> **Given instruction 1**: Which lines in the entries below contain the string "item"? Pull out each of those lines in full, and treat uppercase and lowercase as different.
--- start Passage ---
Convert IMDB list files to JSON
IMDB provides an up-to-date dump of their database which is a very interesting source of data. However the format it is provided in is outright rubbish. Each file has a different free text format and polluted by documentation. imdb2json seeks to remedy this by parsing the files and outputting fairly sane JSON.

imdb2json requires python 3.5 and I don't have any plans to make this work with older versions of python. Also, this is a work in progress and not every file and/or every piece of data is currently parsed. Feel free to send patches/pull requests.


You need to download the .list.gz files from the mirrors provided on IMDB website onto your machine first. Say you pick the Germany mirror, below is an easy way to get all the files:

curl -sl "$BASE" | grep '\.list\.gz$' |
  parallel -j2 curl -s -o {} "$BASE"{}

imdb2json can read both gzipped and plain text files. It detects the type of file based on its content so file names don't matter. imdb2json categorizes the files into two kinds: names and titles. Names refers to people — e.g. actors, directors, stunt people. Titles refers to movies, TV series, episodes, etc. When running imdb2json, you pass the kind of file and it will only process the files that match that kind. Here's an example:

python convert title ratings.list.gz actors.list.gz

actors.list.gz is ignored because it's not the title kind. The above will output one JSON object per line, containing all the info about a single title. If more files are given, all the info about the same title across all files are merged into a single JSON. To get all the info about all titles, run:

python convert title *.list.gz

The above will take some time to run. Even with one file, imdb2json still needs to sort the file first and so there will be a delay till the first line is output.
--- end Passage ---
> **Given instruction 2**: Can you take the notes above on converting IMDB list files to JSON further, continuing on from their last sentence?
--- start Provided data ---
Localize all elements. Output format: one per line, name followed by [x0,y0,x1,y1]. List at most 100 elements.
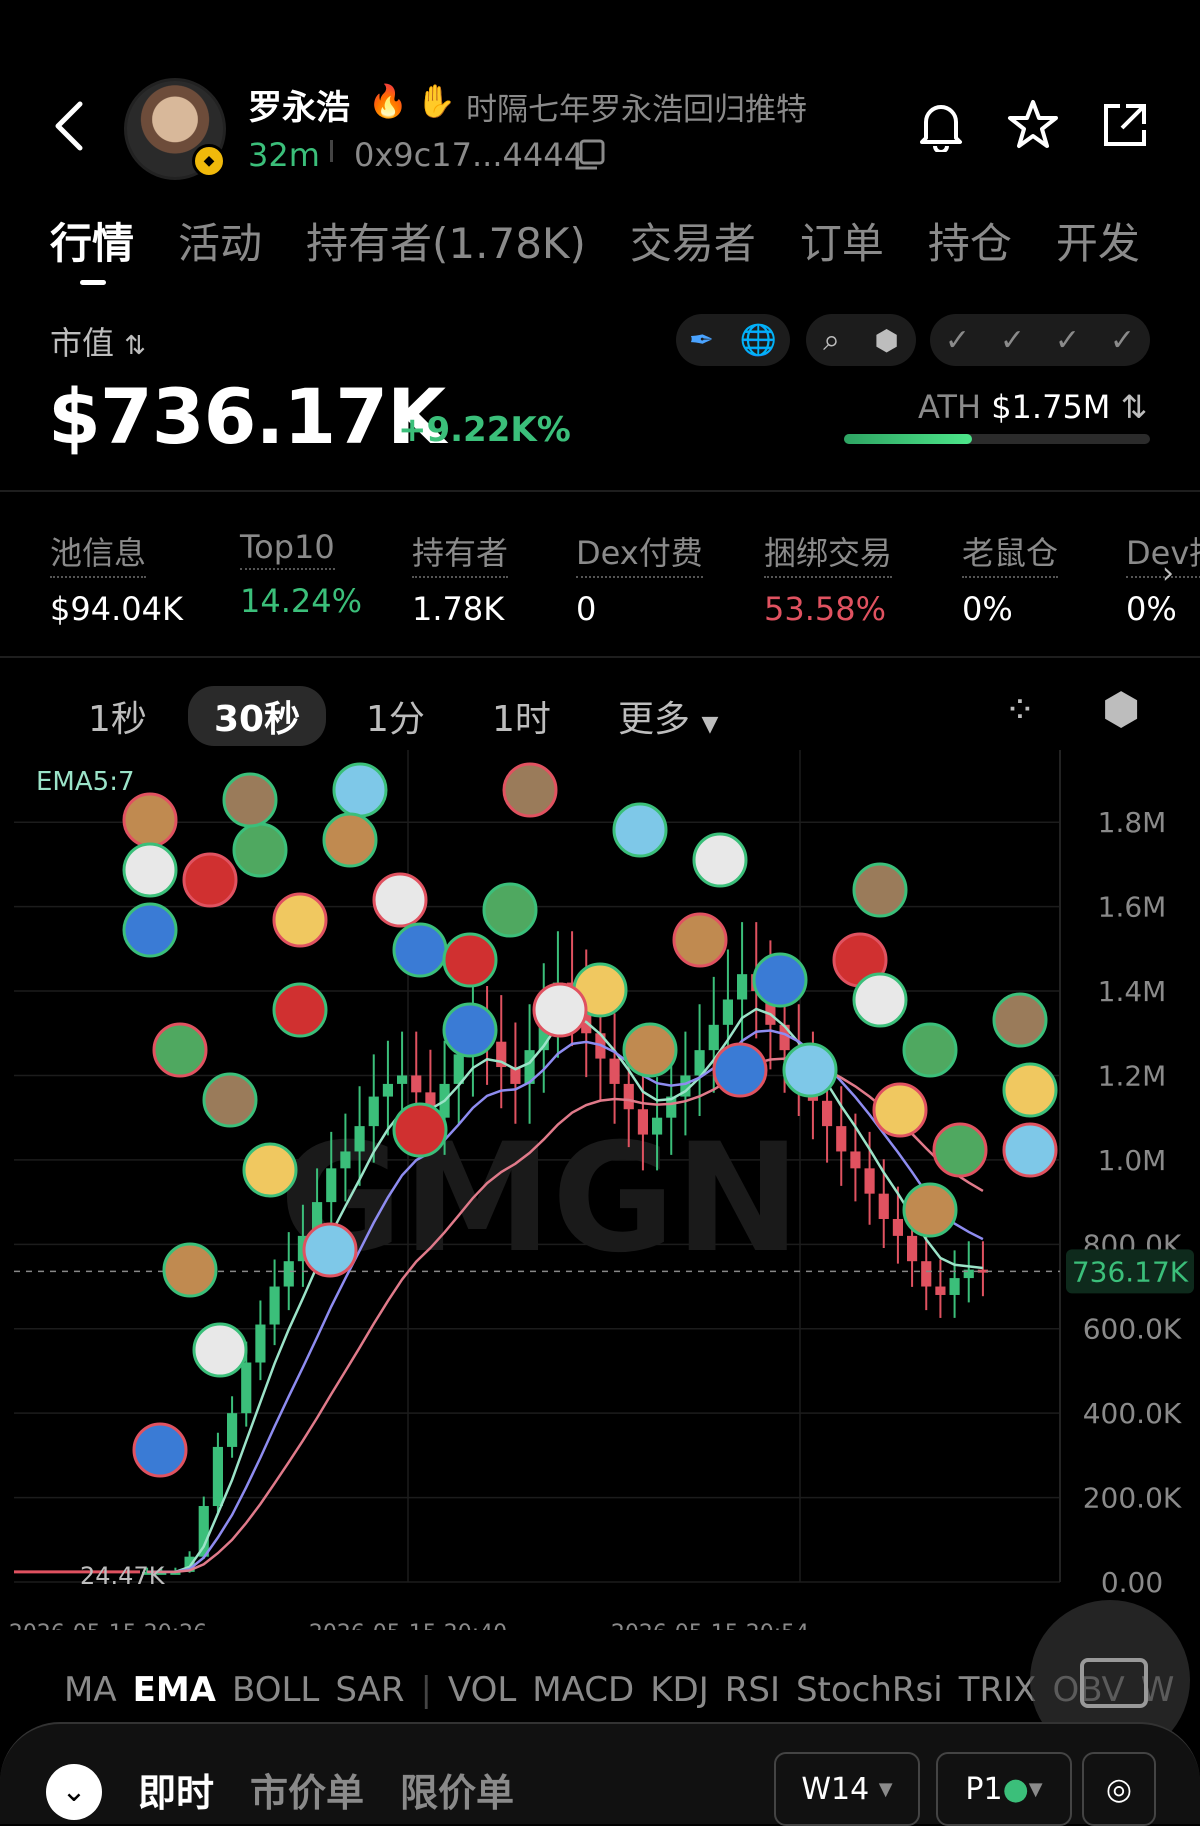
trader-avatar-marker[interactable] [442,932,498,988]
trader-avatar-marker[interactable] [322,812,378,868]
trader-avatar-marker[interactable] [502,762,558,818]
stat-item[interactable]: 老鼠仓 0% [962,528,1059,628]
trader-avatar-marker[interactable] [332,762,388,818]
indicator-rsi[interactable]: RSI [725,1670,780,1710]
x-tick-label: 2026-05-15 20:40 [309,1621,507,1630]
trader-avatar-marker[interactable] [1002,1062,1058,1118]
indicator-kdj[interactable]: KDJ [650,1670,709,1710]
interval-1s[interactable]: 1秒 [88,690,147,742]
trader-avatar-marker[interactable] [872,1082,928,1138]
trader-avatar-marker[interactable] [162,1242,218,1298]
trader-avatar-marker[interactable] [852,972,908,1028]
order-tab-market[interactable]: 市价单 [250,1762,364,1817]
stat-item[interactable]: Dex付费 0 [576,528,703,628]
trader-avatar-marker[interactable] [302,1222,358,1278]
indicator-trix[interactable]: TRIX [959,1670,1037,1710]
trader-avatar-marker[interactable] [992,992,1048,1048]
contract-address[interactable]: 0x9c17...4444 [354,136,584,174]
tab-dev[interactable]: 开发 [1056,219,1140,268]
sort-icon[interactable]: ⇅ [1121,388,1148,426]
security-checks[interactable]: ✓ ✓ ✓ ✓ [930,314,1150,366]
ath-progress-fill [844,434,972,444]
copy-icon[interactable] [572,138,606,172]
ath-row: ATH $1.75M ⇅ [918,388,1148,426]
wallet-select[interactable]: W14 ▼ [774,1752,920,1826]
candle [850,1151,861,1169]
indicator-macd[interactable]: MACD [532,1670,634,1710]
trader-avatar-marker[interactable] [442,1002,498,1058]
preset-select[interactable]: P1 ● ▼ [936,1752,1072,1826]
trader-avatar-marker[interactable] [122,842,178,898]
trader-avatar-marker[interactable] [232,822,288,878]
trader-avatar-marker[interactable] [222,772,278,828]
price-chart[interactable]: 1.8M1.6M1.4M1.2M1.0M800.0K600.0K400.0K20… [0,750,1200,1630]
tab-active-indicator [80,280,106,285]
globe-icon[interactable]: 🌐 [740,323,777,358]
trader-avatar-marker[interactable] [372,872,428,928]
bubbles-icon[interactable]: ⁘ [1004,688,1036,732]
trader-avatar-marker[interactable] [192,1322,248,1378]
trader-avatar-marker[interactable] [152,1022,208,1078]
back-icon[interactable] [48,96,92,156]
tab-orders[interactable]: 订单 [800,219,884,268]
trader-avatar-marker[interactable] [852,862,908,918]
trader-avatar-marker[interactable] [752,952,808,1008]
sort-icon[interactable]: ⇅ [124,331,146,361]
stat-item[interactable]: Top10 14.24% [240,528,362,620]
trader-avatar-marker[interactable] [182,852,238,908]
trader-avatar-marker[interactable] [622,1022,678,1078]
search-icon[interactable]: ⌕ [823,323,840,358]
candle [708,1024,719,1051]
trader-avatar-marker[interactable] [122,792,178,848]
interval-1m[interactable]: 1分 [366,690,425,742]
tab-positions[interactable]: 持仓 [928,219,1012,268]
trader-avatar-marker[interactable] [532,982,588,1038]
trader-avatar-marker[interactable] [932,1122,988,1178]
indicator-boll[interactable]: BOLL [232,1670,319,1710]
trader-avatar-marker[interactable] [902,1022,958,1078]
trader-avatar-marker[interactable] [272,982,328,1038]
trader-avatar-marker[interactable] [782,1042,838,1098]
collapse-icon[interactable]: ⌄ [46,1764,102,1820]
trader-avatar-marker[interactable] [1002,1122,1058,1178]
stat-item[interactable]: 捆绑交易 53.58% [764,528,893,628]
trader-avatar-marker[interactable] [272,892,328,948]
feather-icon[interactable]: ✒ [689,323,714,358]
trader-avatar-marker[interactable] [612,802,668,858]
trader-avatar-marker[interactable] [392,1102,448,1158]
interval-30s[interactable]: 30秒 [188,686,327,746]
star-icon[interactable] [1006,98,1060,152]
trader-avatar-marker[interactable] [712,1042,768,1098]
indicator-ma[interactable]: MA [64,1670,117,1710]
tab-market[interactable]: 行情 [50,219,134,268]
trader-avatar-marker[interactable] [672,912,728,968]
trader-avatar-marker[interactable] [122,902,178,958]
indicator-ema[interactable]: EMA [133,1670,216,1710]
tab-holders[interactable]: 持有者(1.78K) [306,219,586,268]
chevron-right-icon[interactable]: › [1162,556,1174,591]
stat-item[interactable]: 持有者 1.78K [412,528,509,628]
trader-avatar-marker[interactable] [202,1072,258,1128]
interval-1h[interactable]: 1时 [492,690,551,742]
trader-avatar-marker[interactable] [482,882,538,938]
order-tab-instant[interactable]: 即时 [138,1762,214,1817]
bell-icon[interactable] [916,98,966,152]
order-tab-limit[interactable]: 限价单 [400,1762,514,1817]
settings-hex-icon[interactable]: ⬢ [1102,684,1140,735]
stat-item[interactable]: 池信息 $94.04K [50,528,183,628]
indicator-sar[interactable]: SAR [335,1670,404,1710]
interval-more[interactable]: 更多 ▼ [618,690,718,742]
tab-traders[interactable]: 交易者 [630,219,756,268]
trader-avatar-marker[interactable] [902,1182,958,1238]
trader-avatar-marker[interactable] [242,1142,298,1198]
camera-button[interactable]: ◎ [1082,1752,1156,1826]
trader-avatar-marker[interactable] [692,832,748,888]
trader-avatar-marker[interactable] [392,922,448,978]
trader-avatar-marker[interactable] [132,1422,188,1478]
indicator-stochrsi[interactable]: StochRsi [796,1670,943,1710]
indicator-vol[interactable]: VOL [448,1670,516,1710]
cube-icon[interactable]: ⬢ [874,324,898,357]
share-icon[interactable] [1100,100,1150,150]
candle [892,1218,903,1236]
tab-activity[interactable]: 活动 [178,219,262,268]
--- end Provided data ---
> **Response 1**:
stat-item[interactable]: 老鼠仓 0% [962,528,1059,628]
stat-item[interactable]: Dex付费 0 [576,528,703,628]
stat-item[interactable]: Top10 14.24% [240,528,362,620]
stat-item[interactable]: 捆绑交易 53.58% [764,528,893,628]
stat-item[interactable]: 持有者 1.78K [412,528,509,628]
stat-item[interactable]: 池信息 $94.04K [50,528,183,628]

> **Response 2**:
If you have a multicore machine, you should be able to get a faster processing by running multiple copies of imdb2json:

python list title |
  parallel python convert title {}.list.gz '>' {}.json

list command outputs the supported IMDB files one per line and GNU parallel runs as many instances of imdb2json as there are CPU cores. After the above is complete, you can merge all the JSON files into one:

python merge *.json > all.json

Fun stuff

For starters, you can pretty print the output with something like the awesome jq:

python convert title ratings.list.gz | jq .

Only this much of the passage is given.